→ **Task directions**:
Please transcribe the data below exactly. Leave the pictures out.

Extracted data entries:
═══

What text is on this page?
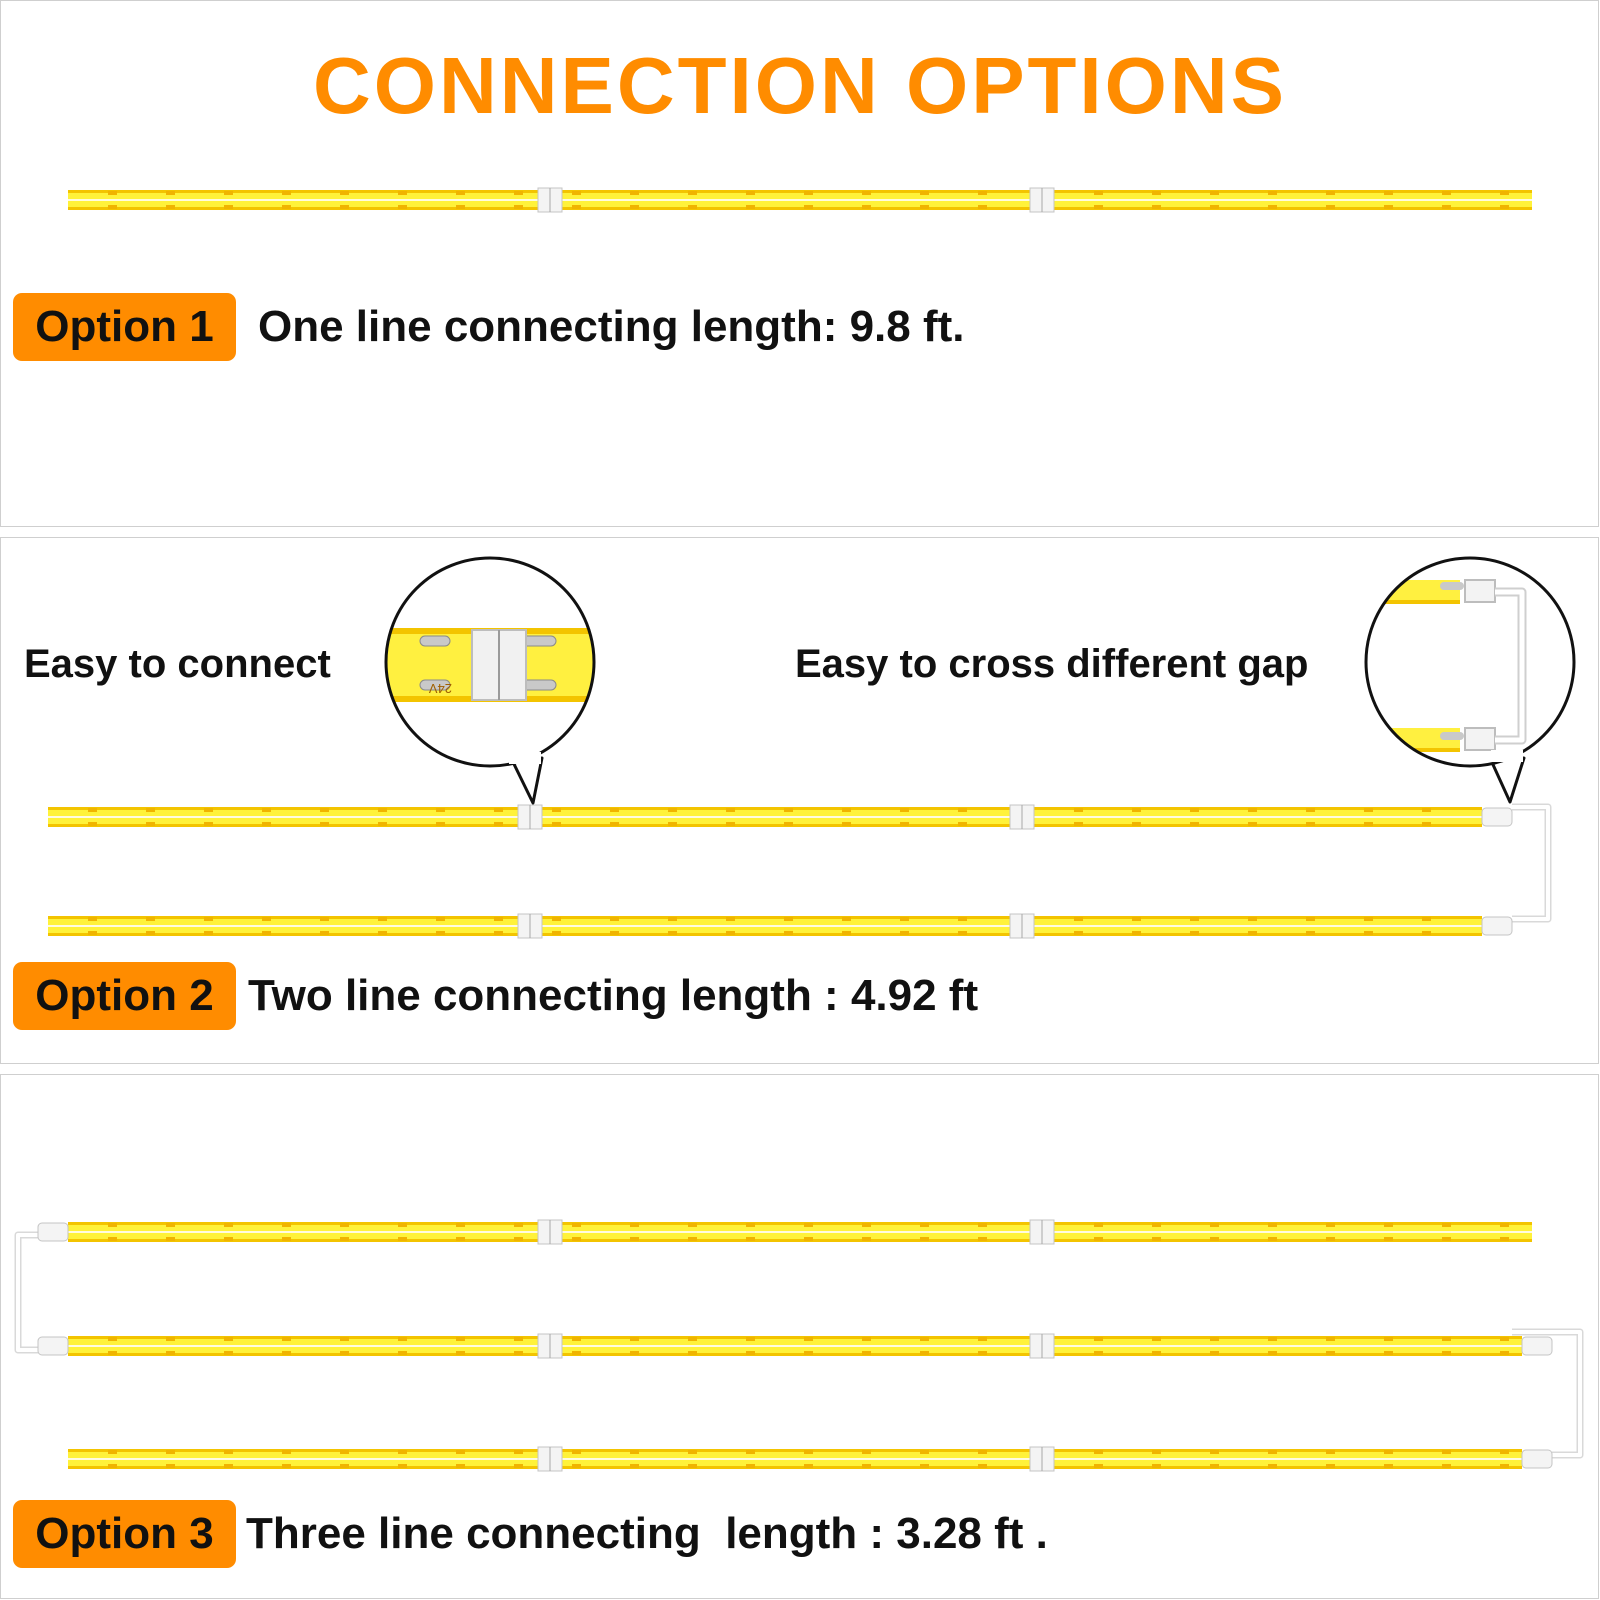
CONNECTION OPTIONS
24V
Option 1	One line connecting length: 9.8 ft.
Easy to connect	Easy to cross different gap
Option 2 Two line connecting length : 4.92 ft
Option 3 Three line connecting  length : 3.28 ft .
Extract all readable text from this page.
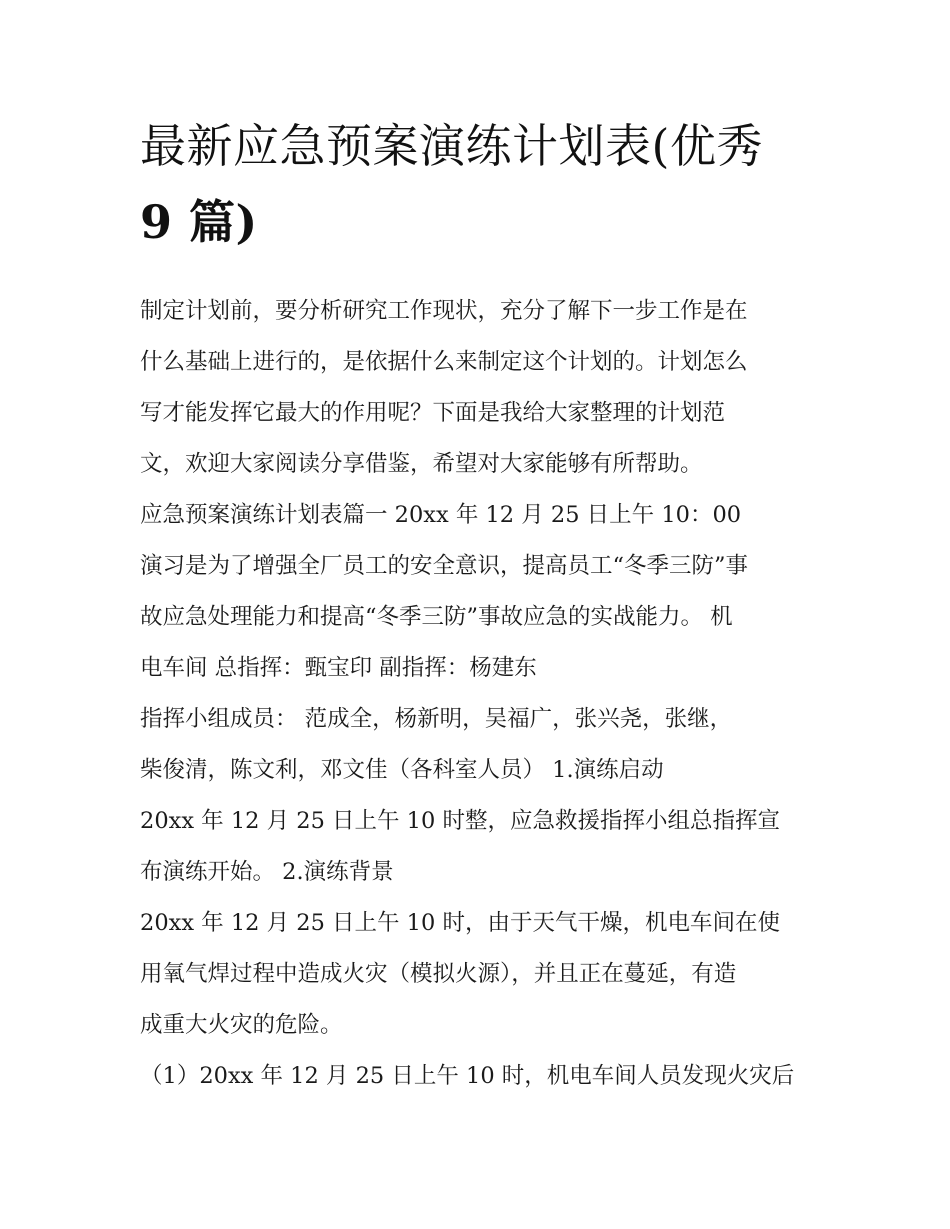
最新应急预案演练计划表(优秀
9 篇)
制定计划前，要分析研究工作现状，充分了解下一步工作是在
什么基础上进行的，是依据什么来制定这个计划的。计划怎么
写才能发挥它最大的作用呢？下面是我给大家整理的计划范
文，欢迎大家阅读分享借鉴，希望对大家能够有所帮助。
应急预案演练计划表篇一 20xx 年 12 月 25 日上午 10：00
演习是为了增强全厂员工的安全意识，提高员工“冬季三防”事
故应急处理能力和提高“冬季三防”事故应急的实战能力。 机
电车间 总指挥：甄宝印 副指挥：杨建东
指挥小组成员： 范成全，杨新明，吴福广，张兴尧，张继，
柴俊清，陈文利，邓文佳（各科室人员） 1.演练启动
20xx 年 12 月 25 日上午 10 时整，应急救援指挥小组总指挥宣
布演练开始。 2.演练背景
20xx 年 12 月 25 日上午 10 时，由于天气干燥，机电车间在使
用氧气焊过程中造成火灾（模拟火源），并且正在蔓延，有造
成重大火灾的危险。
（1）20xx 年 12 月 25 日上午 10 时，机电车间人员发现火灾后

═══

→ **In response**:
What text is on this page?
CONNECTION OPTIONS
24V
Option 1	One line connecting length: 9.8 ft.
Easy to connect	Easy to cross different gap
Option 2 Two line connecting length : 4.92 ft
Option 3 Three line connecting  length : 3.28 ft .
Extract all readable text from this page.
最新应急预案演练计划表(优秀
9 篇)
制定计划前，要分析研究工作现状，充分了解下一步工作是在
什么基础上进行的，是依据什么来制定这个计划的。计划怎么
写才能发挥它最大的作用呢？下面是我给大家整理的计划范
文，欢迎大家阅读分享借鉴，希望对大家能够有所帮助。
应急预案演练计划表篇一 20xx 年 12 月 25 日上午 10：00
演习是为了增强全厂员工的安全意识，提高员工“冬季三防”事
故应急处理能力和提高“冬季三防”事故应急的实战能力。 机
电车间 总指挥：甄宝印 副指挥：杨建东
指挥小组成员： 范成全，杨新明，吴福广，张兴尧，张继，
柴俊清，陈文利，邓文佳（各科室人员） 1.演练启动
20xx 年 12 月 25 日上午 10 时整，应急救援指挥小组总指挥宣
布演练开始。 2.演练背景
20xx 年 12 月 25 日上午 10 时，由于天气干燥，机电车间在使
用氧气焊过程中造成火灾（模拟火源），并且正在蔓延，有造
成重大火灾的危险。
（1）20xx 年 12 月 25 日上午 10 时，机电车间人员发现火灾后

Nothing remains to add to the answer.